Task instructions: Read the material below and count the lines holding the string "بسبب". Give that count with nothing added.

Material to process:

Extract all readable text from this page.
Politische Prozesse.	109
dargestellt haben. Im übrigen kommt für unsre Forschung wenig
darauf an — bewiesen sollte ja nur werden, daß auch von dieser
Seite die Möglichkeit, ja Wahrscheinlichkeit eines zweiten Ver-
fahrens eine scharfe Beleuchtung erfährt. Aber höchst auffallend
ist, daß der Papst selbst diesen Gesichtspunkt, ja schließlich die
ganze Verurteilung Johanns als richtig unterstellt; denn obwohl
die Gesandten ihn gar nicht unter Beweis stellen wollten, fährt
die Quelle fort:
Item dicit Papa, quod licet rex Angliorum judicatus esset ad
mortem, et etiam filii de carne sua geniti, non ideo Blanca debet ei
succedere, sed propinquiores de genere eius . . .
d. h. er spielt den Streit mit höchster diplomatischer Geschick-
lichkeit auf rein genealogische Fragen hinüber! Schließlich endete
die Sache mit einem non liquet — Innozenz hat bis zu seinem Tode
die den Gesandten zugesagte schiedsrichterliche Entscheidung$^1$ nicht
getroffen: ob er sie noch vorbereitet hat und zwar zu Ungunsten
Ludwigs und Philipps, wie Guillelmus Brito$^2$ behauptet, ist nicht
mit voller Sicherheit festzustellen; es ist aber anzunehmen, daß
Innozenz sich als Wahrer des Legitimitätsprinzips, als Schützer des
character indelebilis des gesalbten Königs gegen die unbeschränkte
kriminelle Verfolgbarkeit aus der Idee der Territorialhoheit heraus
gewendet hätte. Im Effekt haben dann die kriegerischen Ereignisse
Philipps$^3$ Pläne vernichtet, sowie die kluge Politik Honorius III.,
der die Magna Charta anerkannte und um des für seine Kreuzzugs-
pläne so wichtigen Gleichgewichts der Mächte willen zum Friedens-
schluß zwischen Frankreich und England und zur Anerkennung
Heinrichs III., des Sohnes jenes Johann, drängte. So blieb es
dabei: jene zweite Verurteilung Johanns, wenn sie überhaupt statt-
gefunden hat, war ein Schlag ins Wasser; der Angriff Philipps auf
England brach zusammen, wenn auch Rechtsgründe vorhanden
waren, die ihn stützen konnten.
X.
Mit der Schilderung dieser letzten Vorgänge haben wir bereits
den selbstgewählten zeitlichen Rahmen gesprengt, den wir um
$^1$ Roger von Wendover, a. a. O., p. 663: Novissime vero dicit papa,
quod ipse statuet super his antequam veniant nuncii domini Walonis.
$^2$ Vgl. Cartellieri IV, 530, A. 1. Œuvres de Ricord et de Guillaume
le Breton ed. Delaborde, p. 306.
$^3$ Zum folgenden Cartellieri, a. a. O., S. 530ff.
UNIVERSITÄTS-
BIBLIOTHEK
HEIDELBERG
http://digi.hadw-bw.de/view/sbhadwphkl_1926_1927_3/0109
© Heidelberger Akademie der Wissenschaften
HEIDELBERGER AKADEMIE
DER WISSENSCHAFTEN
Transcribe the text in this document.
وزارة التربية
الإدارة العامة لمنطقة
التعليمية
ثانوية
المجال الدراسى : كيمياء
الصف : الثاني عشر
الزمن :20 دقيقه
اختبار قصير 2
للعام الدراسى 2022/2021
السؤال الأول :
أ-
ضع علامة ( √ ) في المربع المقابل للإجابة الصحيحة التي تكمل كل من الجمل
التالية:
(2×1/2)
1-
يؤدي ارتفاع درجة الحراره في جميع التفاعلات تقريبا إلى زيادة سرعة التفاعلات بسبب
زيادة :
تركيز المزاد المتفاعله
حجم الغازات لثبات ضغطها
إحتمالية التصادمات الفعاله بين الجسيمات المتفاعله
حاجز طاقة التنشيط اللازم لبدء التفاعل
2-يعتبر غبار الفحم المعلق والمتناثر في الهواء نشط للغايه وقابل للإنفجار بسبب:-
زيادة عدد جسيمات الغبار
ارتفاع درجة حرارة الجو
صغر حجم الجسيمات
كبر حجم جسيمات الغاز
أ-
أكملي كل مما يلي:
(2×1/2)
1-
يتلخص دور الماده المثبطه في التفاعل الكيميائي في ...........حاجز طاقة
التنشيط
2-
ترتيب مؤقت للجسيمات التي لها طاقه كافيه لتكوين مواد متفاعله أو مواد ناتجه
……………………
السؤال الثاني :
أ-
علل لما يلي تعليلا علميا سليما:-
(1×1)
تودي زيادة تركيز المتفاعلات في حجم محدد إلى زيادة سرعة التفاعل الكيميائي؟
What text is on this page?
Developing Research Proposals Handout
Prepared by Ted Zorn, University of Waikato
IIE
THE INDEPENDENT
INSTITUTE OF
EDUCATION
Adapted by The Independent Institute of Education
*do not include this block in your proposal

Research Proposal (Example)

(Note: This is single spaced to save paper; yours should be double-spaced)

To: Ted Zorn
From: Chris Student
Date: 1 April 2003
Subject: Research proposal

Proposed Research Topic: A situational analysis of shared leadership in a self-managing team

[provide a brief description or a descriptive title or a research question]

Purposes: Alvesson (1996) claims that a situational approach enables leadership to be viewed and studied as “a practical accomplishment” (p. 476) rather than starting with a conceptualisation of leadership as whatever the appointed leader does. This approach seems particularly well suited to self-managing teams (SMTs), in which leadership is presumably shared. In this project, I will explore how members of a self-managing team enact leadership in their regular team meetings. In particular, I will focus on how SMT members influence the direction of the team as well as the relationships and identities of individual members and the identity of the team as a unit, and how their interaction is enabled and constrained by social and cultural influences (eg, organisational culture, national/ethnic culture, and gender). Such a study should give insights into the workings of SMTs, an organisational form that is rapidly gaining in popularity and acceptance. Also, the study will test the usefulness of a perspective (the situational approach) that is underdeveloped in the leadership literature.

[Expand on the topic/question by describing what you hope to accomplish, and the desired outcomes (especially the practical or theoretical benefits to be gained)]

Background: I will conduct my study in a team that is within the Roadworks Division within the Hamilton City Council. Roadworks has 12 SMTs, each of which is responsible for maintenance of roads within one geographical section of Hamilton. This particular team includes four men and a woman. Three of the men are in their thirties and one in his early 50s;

Solution to this task: 2